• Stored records
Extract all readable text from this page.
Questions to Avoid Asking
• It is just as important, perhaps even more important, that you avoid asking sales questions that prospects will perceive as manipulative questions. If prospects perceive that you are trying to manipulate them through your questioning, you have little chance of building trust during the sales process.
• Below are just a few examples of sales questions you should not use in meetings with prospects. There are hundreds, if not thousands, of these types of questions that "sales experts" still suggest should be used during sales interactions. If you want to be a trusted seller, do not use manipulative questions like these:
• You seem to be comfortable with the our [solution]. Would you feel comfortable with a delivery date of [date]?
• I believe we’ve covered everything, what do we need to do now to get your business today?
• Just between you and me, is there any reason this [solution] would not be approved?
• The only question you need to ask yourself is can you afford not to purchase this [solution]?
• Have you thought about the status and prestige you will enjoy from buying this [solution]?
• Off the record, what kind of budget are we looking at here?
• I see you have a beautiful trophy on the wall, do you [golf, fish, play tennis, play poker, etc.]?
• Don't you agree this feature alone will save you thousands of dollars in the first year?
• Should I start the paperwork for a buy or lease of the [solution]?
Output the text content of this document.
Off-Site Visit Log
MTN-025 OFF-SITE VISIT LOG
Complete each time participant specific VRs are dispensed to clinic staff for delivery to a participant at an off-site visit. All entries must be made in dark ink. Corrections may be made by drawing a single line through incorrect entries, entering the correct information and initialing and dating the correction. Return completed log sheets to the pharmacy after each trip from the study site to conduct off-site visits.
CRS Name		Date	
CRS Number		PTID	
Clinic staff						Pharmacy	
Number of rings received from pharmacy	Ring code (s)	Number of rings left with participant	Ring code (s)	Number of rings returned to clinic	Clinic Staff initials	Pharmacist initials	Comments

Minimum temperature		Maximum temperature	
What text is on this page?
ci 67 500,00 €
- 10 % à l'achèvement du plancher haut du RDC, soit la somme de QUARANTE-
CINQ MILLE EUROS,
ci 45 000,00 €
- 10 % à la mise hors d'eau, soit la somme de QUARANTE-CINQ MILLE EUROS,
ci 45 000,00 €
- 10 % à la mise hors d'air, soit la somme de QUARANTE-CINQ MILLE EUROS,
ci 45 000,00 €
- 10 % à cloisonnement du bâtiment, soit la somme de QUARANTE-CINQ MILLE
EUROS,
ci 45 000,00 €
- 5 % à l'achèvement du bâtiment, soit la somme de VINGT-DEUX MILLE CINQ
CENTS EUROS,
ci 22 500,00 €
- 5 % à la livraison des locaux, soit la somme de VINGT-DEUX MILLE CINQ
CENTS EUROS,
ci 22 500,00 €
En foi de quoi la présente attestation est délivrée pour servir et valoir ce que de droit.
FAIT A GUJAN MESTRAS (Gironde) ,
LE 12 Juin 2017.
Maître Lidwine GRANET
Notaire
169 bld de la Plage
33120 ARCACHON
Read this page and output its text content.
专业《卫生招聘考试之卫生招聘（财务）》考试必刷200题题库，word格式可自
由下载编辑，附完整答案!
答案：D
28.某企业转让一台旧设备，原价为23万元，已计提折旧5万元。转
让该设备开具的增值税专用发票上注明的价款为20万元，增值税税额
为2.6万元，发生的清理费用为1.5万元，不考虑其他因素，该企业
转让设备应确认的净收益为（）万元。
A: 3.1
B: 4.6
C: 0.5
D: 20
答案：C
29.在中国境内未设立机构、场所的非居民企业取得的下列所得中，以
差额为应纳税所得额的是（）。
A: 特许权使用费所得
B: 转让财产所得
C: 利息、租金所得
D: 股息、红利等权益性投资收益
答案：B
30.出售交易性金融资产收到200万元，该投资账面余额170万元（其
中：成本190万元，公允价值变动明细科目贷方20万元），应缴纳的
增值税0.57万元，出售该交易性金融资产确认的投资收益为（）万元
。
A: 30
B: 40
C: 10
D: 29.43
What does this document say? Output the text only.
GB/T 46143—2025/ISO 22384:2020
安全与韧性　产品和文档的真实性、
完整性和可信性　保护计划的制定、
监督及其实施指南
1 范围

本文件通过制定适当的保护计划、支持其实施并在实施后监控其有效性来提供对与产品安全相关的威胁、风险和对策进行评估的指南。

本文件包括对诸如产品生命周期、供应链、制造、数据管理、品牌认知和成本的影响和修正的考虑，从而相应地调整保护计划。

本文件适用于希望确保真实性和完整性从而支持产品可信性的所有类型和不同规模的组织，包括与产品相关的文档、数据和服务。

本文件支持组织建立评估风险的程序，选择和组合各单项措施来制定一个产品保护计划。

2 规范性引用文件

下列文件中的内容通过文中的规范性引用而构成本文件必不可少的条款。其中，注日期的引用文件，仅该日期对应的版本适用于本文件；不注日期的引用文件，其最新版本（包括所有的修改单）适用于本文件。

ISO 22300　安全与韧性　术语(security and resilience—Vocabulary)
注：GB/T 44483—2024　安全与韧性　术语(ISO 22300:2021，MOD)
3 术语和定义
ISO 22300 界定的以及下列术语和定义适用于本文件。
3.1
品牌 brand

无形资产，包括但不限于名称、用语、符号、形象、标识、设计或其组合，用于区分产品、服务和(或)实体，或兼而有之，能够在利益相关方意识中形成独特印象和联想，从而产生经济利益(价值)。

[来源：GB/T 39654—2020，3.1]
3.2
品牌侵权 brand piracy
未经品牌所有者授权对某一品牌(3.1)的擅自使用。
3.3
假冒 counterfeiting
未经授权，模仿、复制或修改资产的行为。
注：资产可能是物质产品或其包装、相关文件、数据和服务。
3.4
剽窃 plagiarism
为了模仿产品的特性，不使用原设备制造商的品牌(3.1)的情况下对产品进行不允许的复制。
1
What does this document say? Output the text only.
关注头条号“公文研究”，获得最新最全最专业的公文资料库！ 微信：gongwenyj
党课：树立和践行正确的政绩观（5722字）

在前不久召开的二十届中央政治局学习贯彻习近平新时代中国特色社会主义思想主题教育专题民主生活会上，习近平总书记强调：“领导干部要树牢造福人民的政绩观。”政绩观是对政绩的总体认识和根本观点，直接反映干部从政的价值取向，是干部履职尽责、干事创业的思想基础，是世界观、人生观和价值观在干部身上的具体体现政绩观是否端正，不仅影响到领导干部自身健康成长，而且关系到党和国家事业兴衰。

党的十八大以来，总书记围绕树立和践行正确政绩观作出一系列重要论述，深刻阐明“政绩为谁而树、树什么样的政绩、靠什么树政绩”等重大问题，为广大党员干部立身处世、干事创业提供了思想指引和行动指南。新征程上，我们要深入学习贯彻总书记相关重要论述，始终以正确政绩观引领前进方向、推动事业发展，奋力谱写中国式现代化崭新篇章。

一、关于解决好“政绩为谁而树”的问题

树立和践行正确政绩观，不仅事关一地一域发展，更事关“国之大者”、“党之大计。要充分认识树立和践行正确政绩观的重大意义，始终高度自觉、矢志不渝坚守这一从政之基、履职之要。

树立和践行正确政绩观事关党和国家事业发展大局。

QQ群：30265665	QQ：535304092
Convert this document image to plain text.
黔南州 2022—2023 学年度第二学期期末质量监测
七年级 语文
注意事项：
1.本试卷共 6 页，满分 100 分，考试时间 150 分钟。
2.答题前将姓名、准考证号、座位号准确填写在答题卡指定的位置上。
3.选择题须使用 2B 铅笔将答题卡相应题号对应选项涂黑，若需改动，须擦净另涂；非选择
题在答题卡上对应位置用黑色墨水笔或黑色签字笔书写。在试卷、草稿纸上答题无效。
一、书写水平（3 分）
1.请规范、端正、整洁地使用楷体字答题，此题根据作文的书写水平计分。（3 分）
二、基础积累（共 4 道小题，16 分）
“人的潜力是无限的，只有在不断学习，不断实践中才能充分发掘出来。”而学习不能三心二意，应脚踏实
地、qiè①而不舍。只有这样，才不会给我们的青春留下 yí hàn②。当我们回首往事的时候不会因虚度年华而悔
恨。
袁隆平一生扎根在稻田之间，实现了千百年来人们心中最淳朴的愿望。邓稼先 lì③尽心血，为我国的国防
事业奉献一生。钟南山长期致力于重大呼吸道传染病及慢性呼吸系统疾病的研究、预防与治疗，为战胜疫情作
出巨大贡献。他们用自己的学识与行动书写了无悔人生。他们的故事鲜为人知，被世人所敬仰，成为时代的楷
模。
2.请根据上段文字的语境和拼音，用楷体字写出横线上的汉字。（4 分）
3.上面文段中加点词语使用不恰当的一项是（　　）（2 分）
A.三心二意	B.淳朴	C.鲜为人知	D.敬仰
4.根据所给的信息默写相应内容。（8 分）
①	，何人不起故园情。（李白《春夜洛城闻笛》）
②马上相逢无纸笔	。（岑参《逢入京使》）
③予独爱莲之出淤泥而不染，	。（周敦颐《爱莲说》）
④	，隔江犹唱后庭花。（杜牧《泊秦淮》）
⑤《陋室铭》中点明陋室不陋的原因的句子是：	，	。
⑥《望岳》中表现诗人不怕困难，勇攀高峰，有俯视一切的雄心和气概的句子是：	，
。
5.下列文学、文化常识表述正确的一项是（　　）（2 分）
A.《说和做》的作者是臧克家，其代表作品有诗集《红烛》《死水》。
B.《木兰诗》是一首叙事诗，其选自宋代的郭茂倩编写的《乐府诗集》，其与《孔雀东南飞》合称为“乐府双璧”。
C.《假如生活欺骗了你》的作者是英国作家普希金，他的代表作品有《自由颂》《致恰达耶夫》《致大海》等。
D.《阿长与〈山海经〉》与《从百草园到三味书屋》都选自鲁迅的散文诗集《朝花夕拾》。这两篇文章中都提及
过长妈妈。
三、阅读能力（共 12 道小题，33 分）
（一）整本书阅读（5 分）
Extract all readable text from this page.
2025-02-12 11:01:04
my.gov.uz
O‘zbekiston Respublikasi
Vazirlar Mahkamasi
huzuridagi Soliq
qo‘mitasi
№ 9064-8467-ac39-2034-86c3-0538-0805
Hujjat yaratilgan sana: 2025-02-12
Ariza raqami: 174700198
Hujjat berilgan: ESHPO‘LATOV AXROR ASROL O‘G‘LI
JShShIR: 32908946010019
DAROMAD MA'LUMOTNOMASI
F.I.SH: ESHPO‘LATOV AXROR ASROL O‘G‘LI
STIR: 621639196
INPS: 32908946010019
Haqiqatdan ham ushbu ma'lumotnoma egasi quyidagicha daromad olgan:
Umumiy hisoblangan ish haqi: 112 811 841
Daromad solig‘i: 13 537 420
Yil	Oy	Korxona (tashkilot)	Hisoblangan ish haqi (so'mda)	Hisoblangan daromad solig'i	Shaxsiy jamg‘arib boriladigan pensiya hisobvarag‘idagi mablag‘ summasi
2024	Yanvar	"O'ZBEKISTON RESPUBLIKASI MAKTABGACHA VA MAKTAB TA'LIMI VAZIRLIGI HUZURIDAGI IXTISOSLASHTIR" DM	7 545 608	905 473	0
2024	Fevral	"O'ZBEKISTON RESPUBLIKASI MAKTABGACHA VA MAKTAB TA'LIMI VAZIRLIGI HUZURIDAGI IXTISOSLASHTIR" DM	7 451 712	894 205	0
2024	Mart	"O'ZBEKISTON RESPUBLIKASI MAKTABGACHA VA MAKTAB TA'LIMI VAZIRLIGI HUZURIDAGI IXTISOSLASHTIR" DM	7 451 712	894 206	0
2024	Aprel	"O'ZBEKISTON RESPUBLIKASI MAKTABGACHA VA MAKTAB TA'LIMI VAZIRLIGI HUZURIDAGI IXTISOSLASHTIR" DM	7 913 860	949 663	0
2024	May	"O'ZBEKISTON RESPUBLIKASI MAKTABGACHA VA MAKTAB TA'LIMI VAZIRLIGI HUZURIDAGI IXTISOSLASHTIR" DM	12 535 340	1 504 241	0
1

• Problem
Above are the records; copy every line in them that holds the word "bâtiment".

• Exercise result
- 10 % à cloisonnement du bâtiment, soit la somme de QUARANTE-CINQ MILLE
- 5 % à l'achèvement du bâtiment, soit la somme de VINGT-DEUX MILLE CINQ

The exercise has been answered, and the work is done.